-- BEGIN --

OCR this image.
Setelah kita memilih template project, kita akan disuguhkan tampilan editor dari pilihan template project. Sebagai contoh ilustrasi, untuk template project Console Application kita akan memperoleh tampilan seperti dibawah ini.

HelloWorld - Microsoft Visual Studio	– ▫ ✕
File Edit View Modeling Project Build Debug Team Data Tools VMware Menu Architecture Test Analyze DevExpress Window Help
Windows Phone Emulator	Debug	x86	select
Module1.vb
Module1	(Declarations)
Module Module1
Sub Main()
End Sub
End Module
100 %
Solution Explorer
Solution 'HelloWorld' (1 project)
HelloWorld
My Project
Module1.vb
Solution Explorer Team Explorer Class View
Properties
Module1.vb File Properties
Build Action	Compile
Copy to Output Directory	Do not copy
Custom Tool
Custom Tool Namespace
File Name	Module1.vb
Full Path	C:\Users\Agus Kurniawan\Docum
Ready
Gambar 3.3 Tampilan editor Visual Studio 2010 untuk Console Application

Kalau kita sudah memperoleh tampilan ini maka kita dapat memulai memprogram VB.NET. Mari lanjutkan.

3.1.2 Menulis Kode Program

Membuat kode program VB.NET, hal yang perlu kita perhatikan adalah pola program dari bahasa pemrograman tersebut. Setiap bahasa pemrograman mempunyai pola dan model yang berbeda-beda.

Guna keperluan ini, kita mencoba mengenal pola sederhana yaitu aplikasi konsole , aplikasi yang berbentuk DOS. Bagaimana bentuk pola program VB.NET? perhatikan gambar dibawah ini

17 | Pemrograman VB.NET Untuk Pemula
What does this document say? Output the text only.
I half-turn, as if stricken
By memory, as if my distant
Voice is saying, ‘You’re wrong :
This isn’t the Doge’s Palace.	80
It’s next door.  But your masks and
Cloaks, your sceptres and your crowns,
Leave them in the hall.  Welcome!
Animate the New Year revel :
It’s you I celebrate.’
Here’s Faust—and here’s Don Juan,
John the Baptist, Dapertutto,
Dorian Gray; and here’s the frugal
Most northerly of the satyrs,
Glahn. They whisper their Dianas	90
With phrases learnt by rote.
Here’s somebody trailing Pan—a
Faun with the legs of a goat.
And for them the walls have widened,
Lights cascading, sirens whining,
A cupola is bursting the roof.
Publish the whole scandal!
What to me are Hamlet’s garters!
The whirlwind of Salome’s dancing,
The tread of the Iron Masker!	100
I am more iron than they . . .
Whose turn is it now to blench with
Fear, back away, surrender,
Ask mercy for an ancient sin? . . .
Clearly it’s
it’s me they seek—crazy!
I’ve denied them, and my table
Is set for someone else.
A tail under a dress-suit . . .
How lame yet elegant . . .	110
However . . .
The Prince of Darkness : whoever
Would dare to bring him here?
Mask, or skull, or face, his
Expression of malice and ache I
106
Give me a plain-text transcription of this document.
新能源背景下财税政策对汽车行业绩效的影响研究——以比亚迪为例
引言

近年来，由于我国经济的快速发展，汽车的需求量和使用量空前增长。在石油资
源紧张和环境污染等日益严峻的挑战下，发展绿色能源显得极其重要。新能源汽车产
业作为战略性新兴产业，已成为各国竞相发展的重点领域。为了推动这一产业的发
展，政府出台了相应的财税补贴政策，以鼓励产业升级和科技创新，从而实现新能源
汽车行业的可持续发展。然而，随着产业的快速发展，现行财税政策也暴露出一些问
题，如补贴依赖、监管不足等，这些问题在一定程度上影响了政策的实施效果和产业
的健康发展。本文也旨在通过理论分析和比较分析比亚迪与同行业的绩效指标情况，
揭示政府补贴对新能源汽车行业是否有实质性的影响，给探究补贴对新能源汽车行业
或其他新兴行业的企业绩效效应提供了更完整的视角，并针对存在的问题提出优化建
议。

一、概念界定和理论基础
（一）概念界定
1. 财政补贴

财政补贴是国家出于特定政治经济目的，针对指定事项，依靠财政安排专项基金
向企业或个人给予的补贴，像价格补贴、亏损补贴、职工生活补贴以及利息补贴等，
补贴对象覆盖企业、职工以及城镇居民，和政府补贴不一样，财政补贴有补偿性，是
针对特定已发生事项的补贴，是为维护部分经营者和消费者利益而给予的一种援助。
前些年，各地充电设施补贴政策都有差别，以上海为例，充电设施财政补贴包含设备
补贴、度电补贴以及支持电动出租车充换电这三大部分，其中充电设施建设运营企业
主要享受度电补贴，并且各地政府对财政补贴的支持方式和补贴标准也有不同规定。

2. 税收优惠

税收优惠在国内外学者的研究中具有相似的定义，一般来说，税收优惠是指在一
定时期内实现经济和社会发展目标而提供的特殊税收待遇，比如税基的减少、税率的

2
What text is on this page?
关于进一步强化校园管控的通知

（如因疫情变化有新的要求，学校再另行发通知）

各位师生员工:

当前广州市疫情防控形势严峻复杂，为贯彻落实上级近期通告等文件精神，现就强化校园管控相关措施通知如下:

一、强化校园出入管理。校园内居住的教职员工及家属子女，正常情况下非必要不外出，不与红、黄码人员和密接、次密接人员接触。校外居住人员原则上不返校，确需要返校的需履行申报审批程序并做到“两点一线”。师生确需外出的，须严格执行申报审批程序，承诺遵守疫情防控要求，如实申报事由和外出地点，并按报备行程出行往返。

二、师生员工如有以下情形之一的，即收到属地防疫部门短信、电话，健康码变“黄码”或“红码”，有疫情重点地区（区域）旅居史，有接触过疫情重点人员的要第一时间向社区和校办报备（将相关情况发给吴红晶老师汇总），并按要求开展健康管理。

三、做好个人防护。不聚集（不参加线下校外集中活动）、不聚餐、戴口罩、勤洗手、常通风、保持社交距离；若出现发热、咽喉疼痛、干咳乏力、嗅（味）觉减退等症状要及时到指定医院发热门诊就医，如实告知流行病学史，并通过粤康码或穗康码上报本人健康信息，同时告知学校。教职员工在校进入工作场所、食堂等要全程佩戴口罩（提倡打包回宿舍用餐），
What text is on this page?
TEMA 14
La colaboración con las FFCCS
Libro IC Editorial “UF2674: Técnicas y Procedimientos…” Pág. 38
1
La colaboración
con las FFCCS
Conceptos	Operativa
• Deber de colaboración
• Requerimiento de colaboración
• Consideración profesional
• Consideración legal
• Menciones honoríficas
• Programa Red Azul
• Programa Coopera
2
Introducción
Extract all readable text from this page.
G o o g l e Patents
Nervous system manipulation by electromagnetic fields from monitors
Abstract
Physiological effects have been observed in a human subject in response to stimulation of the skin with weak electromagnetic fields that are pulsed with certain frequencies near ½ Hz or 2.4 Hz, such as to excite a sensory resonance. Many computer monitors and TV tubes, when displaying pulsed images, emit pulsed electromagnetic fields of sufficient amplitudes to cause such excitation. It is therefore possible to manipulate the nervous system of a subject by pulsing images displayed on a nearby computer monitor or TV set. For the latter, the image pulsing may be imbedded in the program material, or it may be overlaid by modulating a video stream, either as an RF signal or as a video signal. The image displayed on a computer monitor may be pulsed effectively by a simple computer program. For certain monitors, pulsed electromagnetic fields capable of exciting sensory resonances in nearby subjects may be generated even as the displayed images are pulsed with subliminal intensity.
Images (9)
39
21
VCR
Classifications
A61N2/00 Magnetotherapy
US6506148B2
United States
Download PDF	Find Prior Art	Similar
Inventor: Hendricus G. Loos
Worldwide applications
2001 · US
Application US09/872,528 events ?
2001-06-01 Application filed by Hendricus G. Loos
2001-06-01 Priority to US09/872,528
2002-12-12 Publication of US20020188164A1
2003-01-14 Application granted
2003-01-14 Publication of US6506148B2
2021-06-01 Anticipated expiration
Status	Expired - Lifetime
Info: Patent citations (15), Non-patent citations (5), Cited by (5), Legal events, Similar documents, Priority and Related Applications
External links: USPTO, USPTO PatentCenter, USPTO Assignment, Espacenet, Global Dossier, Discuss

-- END --

Given task: Output all of the material, please, exactly as it stands.

Exercise response:
OCR this image.
Setelah kita memilih template project, kita akan disuguhkan tampilan editor dari pilihan template project. Sebagai contoh ilustrasi, untuk template project Console Application kita akan memperoleh tampilan seperti dibawah ini.

HelloWorld - Microsoft Visual Studio	– ▫ ✕
File Edit View Modeling Project Build Debug Team Data Tools VMware Menu Architecture Test Analyze DevExpress Window Help
Windows Phone Emulator	Debug	x86	select
Module1.vb
Module1	(Declarations)
Module Module1
Sub Main()
End Sub
End Module
100 %
Solution Explorer
Solution 'HelloWorld' (1 project)
HelloWorld
My Project
Module1.vb
Solution Explorer Team Explorer Class View
Properties
Module1.vb File Properties
Build Action	Compile
Copy to Output Directory	Do not copy
Custom Tool
Custom Tool Namespace
File Name	Module1.vb
Full Path	C:\Users\Agus Kurniawan\Docum
Ready
Gambar 3.3 Tampilan editor Visual Studio 2010 untuk Console Application

Kalau kita sudah memperoleh tampilan ini maka kita dapat memulai memprogram VB.NET. Mari lanjutkan.

3.1.2 Menulis Kode Program

Membuat kode program VB.NET, hal yang perlu kita perhatikan adalah pola program dari bahasa pemrograman tersebut. Setiap bahasa pemrograman mempunyai pola dan model yang berbeda-beda.

Guna keperluan ini, kita mencoba mengenal pola sederhana yaitu aplikasi konsole , aplikasi yang berbentuk DOS. Bagaimana bentuk pola program VB.NET? perhatikan gambar dibawah ini

17 | Pemrograman VB.NET Untuk Pemula
What does this document say? Output the text only.
I half-turn, as if stricken
By memory, as if my distant
Voice is saying, ‘You’re wrong :
This isn’t the Doge’s Palace.	80
It’s next door.  But your masks and
Cloaks, your sceptres and your crowns,
Leave them in the hall.  Welcome!
Animate the New Year revel :
It’s you I celebrate.’
Here’s Faust—and here’s Don Juan,
John the Baptist, Dapertutto,
Dorian Gray; and here’s the frugal
Most northerly of the satyrs,
Glahn. They whisper their Dianas	90
With phrases learnt by rote.
Here’s somebody trailing Pan—a
Faun with the legs of a goat.
And for them the walls have widened,
Lights cascading, sirens whining,
A cupola is bursting the roof.
Publish the whole scandal!
What to me are Hamlet’s garters!
The whirlwind of Salome’s dancing,
The tread of the Iron Masker!	100
I am more iron than they . . .
Whose turn is it now to blench with
Fear, back away, surrender,
Ask mercy for an ancient sin? . . .
Clearly it’s
it’s me they seek—crazy!
I’ve denied them, and my table
Is set for someone else.
A tail under a dress-suit . . .
How lame yet elegant . . .	110
However . . .
The Prince of Darkness : whoever
Would dare to bring him here?
Mask, or skull, or face, his
Expression of malice and ache I
106
Give me a plain-text transcription of this document.
新能源背景下财税政策对汽车行业绩效的影响研究——以比亚迪为例
引言

近年来，由于我国经济的快速发展，汽车的需求量和使用量空前增长。在石油资
源紧张和环境污染等日益严峻的挑战下，发展绿色能源显得极其重要。新能源汽车产
业作为战略性新兴产业，已成为各国竞相发展的重点领域。为了推动这一产业的发
展，政府出台了相应的财税补贴政策，以鼓励产业升级和科技创新，从而实现新能源
汽车行业的可持续发展。然而，随着产业的快速发展，现行财税政策也暴露出一些问
题，如补贴依赖、监管不足等，这些问题在一定程度上影响了政策的实施效果和产业
的健康发展。本文也旨在通过理论分析和比较分析比亚迪与同行业的绩效指标情况，
揭示政府补贴对新能源汽车行业是否有实质性的影响，给探究补贴对新能源汽车行业
或其他新兴行业的企业绩效效应提供了更完整的视角，并针对存在的问题提出优化建
议。

一、概念界定和理论基础
（一）概念界定
1. 财政补贴

财政补贴是国家出于特定政治经济目的，针对指定事项，依靠财政安排专项基金
向企业或个人给予的补贴，像价格补贴、亏损补贴、职工生活补贴以及利息补贴等，
补贴对象覆盖企业、职工以及城镇居民，和政府补贴不一样，财政补贴有补偿性，是
针对特定已发生事项的补贴，是为维护部分经营者和消费者利益而给予的一种援助。
前些年，各地充电设施补贴政策都有差别，以上海为例，充电设施财政补贴包含设备
补贴、度电补贴以及支持电动出租车充换电这三大部分，其中充电设施建设运营企业
主要享受度电补贴，并且各地政府对财政补贴的支持方式和补贴标准也有不同规定。

2. 税收优惠

税收优惠在国内外学者的研究中具有相似的定义，一般来说，税收优惠是指在一
定时期内实现经济和社会发展目标而提供的特殊税收待遇，比如税基的减少、税率的

2
What text is on this page?
关于进一步强化校园管控的通知

（如因疫情变化有新的要求，学校再另行发通知）

各位师生员工:

当前广州市疫情防控形势严峻复杂，为贯彻落实上级近期通告等文件精神，现就强化校园管控相关措施通知如下:

一、强化校园出入管理。校园内居住的教职员工及家属子女，正常情况下非必要不外出，不与红、黄码人员和密接、次密接人员接触。校外居住人员原则上不返校，确需要返校的需履行申报审批程序并做到“两点一线”。师生确需外出的，须严格执行申报审批程序，承诺遵守疫情防控要求，如实申报事由和外出地点，并按报备行程出行往返。

二、师生员工如有以下情形之一的，即收到属地防疫部门短信、电话，健康码变“黄码”或“红码”，有疫情重点地区（区域）旅居史，有接触过疫情重点人员的要第一时间向社区和校办报备（将相关情况发给吴红晶老师汇总），并按要求开展健康管理。

三、做好个人防护。不聚集（不参加线下校外集中活动）、不聚餐、戴口罩、勤洗手、常通风、保持社交距离；若出现发热、咽喉疼痛、干咳乏力、嗅（味）觉减退等症状要及时到指定医院发热门诊就医，如实告知流行病学史，并通过粤康码或穗康码上报本人健康信息，同时告知学校。教职员工在校进入工作场所、食堂等要全程佩戴口罩（提倡打包回宿舍用餐），
What text is on this page?
TEMA 14
La colaboración con las FFCCS
Libro IC Editorial “UF2674: Técnicas y Procedimientos…” Pág. 38
1
La colaboración
con las FFCCS
Conceptos	Operativa
• Deber de colaboración
• Requerimiento de colaboración
• Consideración profesional
• Consideración legal
• Menciones honoríficas
• Programa Red Azul
• Programa Coopera
2
Introducción
Extract all readable text from this page.
G o o g l e Patents
Nervous system manipulation by electromagnetic fields from monitors
Abstract
Physiological effects have been observed in a human subject in response to stimulation of the skin with weak electromagnetic fields that are pulsed with certain frequencies near ½ Hz or 2.4 Hz, such as to excite a sensory resonance. Many computer monitors and TV tubes, when displaying pulsed images, emit pulsed electromagnetic fields of sufficient amplitudes to cause such excitation. It is therefore possible to manipulate the nervous system of a subject by pulsing images displayed on a nearby computer monitor or TV set. For the latter, the image pulsing may be imbedded in the program material, or it may be overlaid by modulating a video stream, either as an RF signal or as a video signal. The image displayed on a computer monitor may be pulsed effectively by a simple computer program. For certain monitors, pulsed electromagnetic fields capable of exciting sensory resonances in nearby subjects may be generated even as the displayed images are pulsed with subliminal intensity.
Images (9)
39
21
VCR
Classifications
A61N2/00 Magnetotherapy
US6506148B2
United States
Download PDF	Find Prior Art	Similar
Inventor: Hendricus G. Loos
Worldwide applications
2001 · US
Application US09/872,528 events ?
2001-06-01 Application filed by Hendricus G. Loos
2001-06-01 Priority to US09/872,528
2002-12-12 Publication of US20020188164A1
2003-01-14 Application granted
2003-01-14 Publication of US6506148B2
2021-06-01 Anticipated expiration
Status	Expired - Lifetime
Info: Patent citations (15), Non-patent citations (5), Cited by (5), Legal events, Similar documents, Priority and Related Applications
External links: USPTO, USPTO PatentCenter, USPTO Assignment, Espacenet, Global Dossier, Discuss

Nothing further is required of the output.